##### DATA TO USE

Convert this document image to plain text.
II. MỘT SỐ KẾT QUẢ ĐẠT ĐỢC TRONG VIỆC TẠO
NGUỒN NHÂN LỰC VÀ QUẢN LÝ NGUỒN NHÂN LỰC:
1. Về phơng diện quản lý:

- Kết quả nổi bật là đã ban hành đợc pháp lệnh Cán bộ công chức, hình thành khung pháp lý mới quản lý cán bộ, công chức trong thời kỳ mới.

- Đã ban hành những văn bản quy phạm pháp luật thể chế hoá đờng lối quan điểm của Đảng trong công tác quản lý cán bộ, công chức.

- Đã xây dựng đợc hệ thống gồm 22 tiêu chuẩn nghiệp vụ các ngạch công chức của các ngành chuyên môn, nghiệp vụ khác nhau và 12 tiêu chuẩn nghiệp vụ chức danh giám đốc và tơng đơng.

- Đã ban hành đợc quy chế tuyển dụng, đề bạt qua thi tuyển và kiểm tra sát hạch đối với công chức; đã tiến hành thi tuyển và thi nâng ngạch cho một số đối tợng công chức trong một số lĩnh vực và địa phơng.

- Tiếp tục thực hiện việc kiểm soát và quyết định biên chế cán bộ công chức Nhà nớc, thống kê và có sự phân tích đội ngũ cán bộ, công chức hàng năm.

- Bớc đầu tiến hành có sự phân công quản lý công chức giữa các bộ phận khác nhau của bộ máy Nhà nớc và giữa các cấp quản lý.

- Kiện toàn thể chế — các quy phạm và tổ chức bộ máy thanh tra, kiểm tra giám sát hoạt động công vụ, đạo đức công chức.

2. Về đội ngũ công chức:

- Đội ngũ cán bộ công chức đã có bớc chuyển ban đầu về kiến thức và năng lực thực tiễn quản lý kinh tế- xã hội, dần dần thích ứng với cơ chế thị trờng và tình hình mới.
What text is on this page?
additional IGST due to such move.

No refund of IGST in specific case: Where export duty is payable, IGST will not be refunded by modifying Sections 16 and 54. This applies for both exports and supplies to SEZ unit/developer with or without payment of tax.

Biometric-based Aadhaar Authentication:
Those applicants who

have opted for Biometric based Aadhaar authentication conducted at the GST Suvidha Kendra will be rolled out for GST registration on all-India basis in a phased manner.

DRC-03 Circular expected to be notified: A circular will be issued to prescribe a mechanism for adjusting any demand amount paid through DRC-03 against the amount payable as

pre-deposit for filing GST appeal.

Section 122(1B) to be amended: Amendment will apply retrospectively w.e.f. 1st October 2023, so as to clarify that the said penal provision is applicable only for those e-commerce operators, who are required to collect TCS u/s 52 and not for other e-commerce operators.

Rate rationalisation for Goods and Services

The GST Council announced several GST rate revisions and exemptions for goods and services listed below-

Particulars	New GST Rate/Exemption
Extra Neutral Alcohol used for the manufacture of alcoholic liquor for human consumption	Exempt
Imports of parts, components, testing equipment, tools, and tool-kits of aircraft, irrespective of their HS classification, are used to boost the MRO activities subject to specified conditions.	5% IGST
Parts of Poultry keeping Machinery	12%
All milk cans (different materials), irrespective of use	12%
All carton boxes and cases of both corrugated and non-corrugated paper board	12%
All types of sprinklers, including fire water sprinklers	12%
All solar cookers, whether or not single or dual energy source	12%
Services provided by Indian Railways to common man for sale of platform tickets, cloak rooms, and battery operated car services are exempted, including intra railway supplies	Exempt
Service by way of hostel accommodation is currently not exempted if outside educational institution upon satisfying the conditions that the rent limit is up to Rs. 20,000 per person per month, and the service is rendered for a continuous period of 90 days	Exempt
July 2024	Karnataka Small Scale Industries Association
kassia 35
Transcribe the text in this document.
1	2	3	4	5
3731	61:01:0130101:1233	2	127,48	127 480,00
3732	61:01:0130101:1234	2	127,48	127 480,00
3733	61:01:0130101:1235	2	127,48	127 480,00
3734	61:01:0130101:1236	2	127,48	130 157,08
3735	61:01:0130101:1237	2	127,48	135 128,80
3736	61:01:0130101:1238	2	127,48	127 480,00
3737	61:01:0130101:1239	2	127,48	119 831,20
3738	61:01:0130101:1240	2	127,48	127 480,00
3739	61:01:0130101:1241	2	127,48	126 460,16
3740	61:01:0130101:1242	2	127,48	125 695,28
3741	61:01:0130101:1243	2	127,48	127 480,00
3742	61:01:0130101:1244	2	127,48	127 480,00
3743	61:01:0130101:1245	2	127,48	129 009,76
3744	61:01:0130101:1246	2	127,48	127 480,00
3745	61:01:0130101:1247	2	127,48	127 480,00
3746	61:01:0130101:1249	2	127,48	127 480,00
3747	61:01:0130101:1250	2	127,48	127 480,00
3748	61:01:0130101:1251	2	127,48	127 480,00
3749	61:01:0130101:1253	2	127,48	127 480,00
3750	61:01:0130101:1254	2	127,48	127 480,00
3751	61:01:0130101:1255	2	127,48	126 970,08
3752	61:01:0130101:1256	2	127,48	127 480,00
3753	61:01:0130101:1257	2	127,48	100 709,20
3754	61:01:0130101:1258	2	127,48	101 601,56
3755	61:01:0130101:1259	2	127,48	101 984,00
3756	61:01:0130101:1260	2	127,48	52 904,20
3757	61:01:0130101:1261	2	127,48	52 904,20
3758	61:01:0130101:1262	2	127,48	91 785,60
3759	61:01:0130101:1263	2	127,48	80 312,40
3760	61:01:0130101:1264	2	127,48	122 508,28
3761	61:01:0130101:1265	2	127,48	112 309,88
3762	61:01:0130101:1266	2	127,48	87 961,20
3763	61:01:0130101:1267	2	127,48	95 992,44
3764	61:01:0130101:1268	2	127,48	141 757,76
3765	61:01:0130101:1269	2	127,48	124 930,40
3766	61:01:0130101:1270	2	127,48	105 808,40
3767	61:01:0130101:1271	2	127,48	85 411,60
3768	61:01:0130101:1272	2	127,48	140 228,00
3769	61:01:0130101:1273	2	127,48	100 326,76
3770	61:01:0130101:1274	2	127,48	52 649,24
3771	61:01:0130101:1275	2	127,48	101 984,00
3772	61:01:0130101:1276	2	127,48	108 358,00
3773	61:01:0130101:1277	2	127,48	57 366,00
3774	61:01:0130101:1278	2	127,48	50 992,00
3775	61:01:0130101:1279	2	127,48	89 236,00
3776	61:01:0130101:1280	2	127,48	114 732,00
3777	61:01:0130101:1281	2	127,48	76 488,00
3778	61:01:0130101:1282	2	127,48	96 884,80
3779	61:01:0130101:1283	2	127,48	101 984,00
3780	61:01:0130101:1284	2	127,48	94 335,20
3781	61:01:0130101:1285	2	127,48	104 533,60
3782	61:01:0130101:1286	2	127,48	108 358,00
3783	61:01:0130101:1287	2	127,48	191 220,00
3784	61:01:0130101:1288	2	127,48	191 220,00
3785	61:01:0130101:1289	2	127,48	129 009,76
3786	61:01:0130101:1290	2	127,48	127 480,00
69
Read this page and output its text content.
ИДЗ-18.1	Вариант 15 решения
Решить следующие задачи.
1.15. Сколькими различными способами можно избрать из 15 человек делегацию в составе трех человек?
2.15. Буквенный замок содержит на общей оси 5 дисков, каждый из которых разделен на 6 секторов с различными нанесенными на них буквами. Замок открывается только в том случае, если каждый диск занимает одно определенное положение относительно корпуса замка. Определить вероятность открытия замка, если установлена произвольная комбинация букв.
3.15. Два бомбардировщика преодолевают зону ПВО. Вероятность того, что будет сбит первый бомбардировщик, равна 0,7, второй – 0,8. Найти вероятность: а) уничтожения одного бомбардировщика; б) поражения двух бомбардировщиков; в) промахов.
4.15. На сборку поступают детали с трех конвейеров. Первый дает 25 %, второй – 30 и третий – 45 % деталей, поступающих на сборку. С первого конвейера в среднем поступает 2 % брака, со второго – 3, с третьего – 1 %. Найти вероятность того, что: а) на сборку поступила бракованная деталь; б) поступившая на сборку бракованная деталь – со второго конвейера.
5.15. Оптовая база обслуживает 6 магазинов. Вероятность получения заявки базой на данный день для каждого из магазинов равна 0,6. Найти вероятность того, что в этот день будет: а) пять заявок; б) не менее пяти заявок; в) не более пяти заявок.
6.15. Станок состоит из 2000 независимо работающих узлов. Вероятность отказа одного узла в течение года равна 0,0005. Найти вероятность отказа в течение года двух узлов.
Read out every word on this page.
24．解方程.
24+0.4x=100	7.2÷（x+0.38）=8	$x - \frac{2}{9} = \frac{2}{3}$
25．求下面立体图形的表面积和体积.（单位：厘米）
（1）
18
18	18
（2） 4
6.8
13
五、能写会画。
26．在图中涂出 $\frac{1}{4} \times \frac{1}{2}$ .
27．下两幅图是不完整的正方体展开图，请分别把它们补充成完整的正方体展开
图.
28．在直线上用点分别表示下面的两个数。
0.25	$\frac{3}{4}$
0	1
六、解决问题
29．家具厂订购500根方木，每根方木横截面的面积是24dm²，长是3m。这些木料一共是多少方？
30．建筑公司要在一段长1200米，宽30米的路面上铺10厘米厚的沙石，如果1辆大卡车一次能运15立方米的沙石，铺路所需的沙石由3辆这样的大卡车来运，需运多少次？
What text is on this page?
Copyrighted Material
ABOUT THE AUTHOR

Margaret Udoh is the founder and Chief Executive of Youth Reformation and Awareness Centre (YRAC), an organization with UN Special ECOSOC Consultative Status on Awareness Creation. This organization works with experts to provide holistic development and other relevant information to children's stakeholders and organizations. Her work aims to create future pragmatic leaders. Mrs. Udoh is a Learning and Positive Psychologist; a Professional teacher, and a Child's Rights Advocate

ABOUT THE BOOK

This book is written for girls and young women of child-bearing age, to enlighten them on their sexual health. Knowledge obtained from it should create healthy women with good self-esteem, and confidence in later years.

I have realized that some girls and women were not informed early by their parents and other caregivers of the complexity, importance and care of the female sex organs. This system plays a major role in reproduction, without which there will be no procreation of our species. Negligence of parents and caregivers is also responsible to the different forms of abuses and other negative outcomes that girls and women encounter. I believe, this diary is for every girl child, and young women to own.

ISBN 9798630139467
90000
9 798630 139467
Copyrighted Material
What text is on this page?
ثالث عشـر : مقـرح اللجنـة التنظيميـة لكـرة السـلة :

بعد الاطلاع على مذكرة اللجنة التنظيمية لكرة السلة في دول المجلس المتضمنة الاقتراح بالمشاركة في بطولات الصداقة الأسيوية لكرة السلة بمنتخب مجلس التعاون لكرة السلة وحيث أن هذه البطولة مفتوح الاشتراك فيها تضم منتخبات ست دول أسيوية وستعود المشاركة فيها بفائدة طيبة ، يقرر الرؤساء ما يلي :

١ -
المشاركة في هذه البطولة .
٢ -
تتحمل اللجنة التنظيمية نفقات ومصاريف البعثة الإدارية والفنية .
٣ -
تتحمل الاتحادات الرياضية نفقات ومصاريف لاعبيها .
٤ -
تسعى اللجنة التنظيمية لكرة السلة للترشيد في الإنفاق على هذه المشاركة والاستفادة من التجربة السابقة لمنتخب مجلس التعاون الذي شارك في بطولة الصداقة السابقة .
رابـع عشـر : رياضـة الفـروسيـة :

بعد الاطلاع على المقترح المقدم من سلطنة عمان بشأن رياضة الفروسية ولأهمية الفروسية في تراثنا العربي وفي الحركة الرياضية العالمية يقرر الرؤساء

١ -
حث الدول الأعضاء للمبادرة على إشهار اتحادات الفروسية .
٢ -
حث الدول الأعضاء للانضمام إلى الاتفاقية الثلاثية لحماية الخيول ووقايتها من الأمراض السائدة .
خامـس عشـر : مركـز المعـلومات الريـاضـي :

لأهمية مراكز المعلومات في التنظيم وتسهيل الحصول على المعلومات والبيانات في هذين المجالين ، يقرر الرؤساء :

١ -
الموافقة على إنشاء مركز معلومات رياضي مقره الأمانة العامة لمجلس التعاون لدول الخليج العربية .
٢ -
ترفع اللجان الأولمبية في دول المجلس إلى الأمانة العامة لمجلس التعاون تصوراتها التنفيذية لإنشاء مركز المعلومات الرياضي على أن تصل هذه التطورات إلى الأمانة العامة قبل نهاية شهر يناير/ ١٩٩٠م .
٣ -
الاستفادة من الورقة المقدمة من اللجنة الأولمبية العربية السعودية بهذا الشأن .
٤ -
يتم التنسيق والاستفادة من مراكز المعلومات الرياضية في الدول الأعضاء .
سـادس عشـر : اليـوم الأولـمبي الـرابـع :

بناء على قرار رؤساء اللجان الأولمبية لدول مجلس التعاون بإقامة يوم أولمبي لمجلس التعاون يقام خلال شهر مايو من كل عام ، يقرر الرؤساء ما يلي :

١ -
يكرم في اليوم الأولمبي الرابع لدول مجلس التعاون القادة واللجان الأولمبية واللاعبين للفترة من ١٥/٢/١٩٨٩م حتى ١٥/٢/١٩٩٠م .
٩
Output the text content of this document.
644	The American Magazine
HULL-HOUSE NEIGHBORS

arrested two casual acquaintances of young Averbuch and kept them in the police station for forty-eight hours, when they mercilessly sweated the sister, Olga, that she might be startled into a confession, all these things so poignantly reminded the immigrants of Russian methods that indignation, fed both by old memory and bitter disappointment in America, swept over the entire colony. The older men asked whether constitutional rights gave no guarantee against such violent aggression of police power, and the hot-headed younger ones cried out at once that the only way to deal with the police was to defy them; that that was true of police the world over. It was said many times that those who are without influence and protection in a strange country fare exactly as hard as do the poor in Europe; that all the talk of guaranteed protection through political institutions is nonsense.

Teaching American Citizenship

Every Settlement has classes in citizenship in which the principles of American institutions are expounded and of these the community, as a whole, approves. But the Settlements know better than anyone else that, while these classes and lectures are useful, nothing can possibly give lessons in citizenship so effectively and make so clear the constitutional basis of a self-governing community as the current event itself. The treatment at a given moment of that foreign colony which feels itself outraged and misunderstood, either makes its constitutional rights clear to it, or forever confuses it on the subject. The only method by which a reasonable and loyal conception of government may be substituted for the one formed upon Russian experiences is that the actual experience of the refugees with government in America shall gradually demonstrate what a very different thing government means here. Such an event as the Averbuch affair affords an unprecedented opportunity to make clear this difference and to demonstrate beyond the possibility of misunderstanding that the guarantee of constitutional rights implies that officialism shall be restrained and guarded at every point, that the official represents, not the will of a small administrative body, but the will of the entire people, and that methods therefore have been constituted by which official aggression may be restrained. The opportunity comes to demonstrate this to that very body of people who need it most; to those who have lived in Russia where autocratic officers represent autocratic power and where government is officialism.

##########

▶ [GIVEN PROBLEM]: Check every line of the records above for the string "المجلس" and say how many contain it, giving the number alone.

▶ [ANSWER BELOW]: 2